(Extracted data entries)
○ ○ ○ ○ ○

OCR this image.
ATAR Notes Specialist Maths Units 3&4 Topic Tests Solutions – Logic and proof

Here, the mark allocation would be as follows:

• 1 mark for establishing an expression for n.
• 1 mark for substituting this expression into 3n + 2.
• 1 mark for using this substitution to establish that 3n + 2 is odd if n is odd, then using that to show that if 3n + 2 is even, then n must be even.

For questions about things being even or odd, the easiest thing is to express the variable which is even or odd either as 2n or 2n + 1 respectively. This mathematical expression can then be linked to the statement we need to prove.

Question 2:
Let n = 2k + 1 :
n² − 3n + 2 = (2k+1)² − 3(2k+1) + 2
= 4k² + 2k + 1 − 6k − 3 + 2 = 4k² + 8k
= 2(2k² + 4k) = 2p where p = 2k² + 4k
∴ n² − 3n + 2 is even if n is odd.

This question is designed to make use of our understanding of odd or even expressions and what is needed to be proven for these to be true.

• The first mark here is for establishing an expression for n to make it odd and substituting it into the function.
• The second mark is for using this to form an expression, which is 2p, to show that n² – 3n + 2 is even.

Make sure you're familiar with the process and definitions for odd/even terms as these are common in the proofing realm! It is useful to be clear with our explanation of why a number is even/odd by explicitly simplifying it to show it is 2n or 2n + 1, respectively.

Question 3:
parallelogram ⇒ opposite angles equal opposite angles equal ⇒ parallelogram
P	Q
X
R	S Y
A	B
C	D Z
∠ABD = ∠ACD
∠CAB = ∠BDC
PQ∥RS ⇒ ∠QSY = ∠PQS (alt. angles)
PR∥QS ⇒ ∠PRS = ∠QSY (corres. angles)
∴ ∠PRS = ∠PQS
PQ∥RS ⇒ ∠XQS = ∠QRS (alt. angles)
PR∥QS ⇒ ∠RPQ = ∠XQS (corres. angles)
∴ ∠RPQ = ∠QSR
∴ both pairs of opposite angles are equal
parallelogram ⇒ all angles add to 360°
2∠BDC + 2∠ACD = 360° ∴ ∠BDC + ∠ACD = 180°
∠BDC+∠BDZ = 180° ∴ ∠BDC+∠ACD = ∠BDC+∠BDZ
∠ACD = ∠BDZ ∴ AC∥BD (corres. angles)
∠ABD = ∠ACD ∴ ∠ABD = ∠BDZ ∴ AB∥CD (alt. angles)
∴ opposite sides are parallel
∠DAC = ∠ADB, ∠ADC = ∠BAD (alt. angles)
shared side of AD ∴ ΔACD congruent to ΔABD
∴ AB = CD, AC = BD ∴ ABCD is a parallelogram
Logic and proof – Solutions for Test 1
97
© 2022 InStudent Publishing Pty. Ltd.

○ ○ ○ ○ ○

SHORT EXERCISE
Set down all of the entries exactly, please.

ANSWER IN FULL
OCR this image.
ATAR Notes Specialist Maths Units 3&4 Topic Tests Solutions – Logic and proof

Here, the mark allocation would be as follows:

• 1 mark for establishing an expression for n.
• 1 mark for substituting this expression into 3n + 2.
• 1 mark for using this substitution to establish that 3n + 2 is odd if n is odd, then using that to show that if 3n + 2 is even, then n must be even.

For questions about things being even or odd, the easiest thing is to express the variable which is even or odd either as 2n or 2n + 1 respectively. This mathematical expression can then be linked to the statement we need to prove.

Question 2:
Let n = 2k + 1 :
n² − 3n + 2 = (2k+1)² − 3(2k+1) + 2
= 4k² + 2k + 1 − 6k − 3 + 2 = 4k² + 8k
= 2(2k² + 4k) = 2p where p = 2k² + 4k
∴ n² − 3n + 2 is even if n is odd.

This question is designed to make use of our understanding of odd or even expressions and what is needed to be proven for these to be true.

• The first mark here is for establishing an expression for n to make it odd and substituting it into the function.
• The second mark is for using this to form an expression, which is 2p, to show that n² – 3n + 2 is even.

Make sure you're familiar with the process and definitions for odd/even terms as these are common in the proofing realm! It is useful to be clear with our explanation of why a number is even/odd by explicitly simplifying it to show it is 2n or 2n + 1, respectively.

Question 3:
parallelogram ⇒ opposite angles equal opposite angles equal ⇒ parallelogram
P	Q
X
R	S Y
A	B
C	D Z
∠ABD = ∠ACD
∠CAB = ∠BDC
PQ∥RS ⇒ ∠QSY = ∠PQS (alt. angles)
PR∥QS ⇒ ∠PRS = ∠QSY (corres. angles)
∴ ∠PRS = ∠PQS
PQ∥RS ⇒ ∠XQS = ∠QRS (alt. angles)
PR∥QS ⇒ ∠RPQ = ∠XQS (corres. angles)
∴ ∠RPQ = ∠QSR
∴ both pairs of opposite angles are equal
parallelogram ⇒ all angles add to 360°
2∠BDC + 2∠ACD = 360° ∴ ∠BDC + ∠ACD = 180°
∠BDC+∠BDZ = 180° ∴ ∠BDC+∠ACD = ∠BDC+∠BDZ
∠ACD = ∠BDZ ∴ AC∥BD (corres. angles)
∠ABD = ∠ACD ∴ ∠ABD = ∠BDZ ∴ AB∥CD (alt. angles)
∴ opposite sides are parallel
∠DAC = ∠ADB, ∠ADC = ∠BAD (alt. angles)
shared side of AD ∴ ΔACD congruent to ΔABD
∴ AB = CD, AC = BD ∴ ABCD is a parallelogram
Logic and proof – Solutions for Test 1
97
© 2022 InStudent Publishing Pty. Ltd.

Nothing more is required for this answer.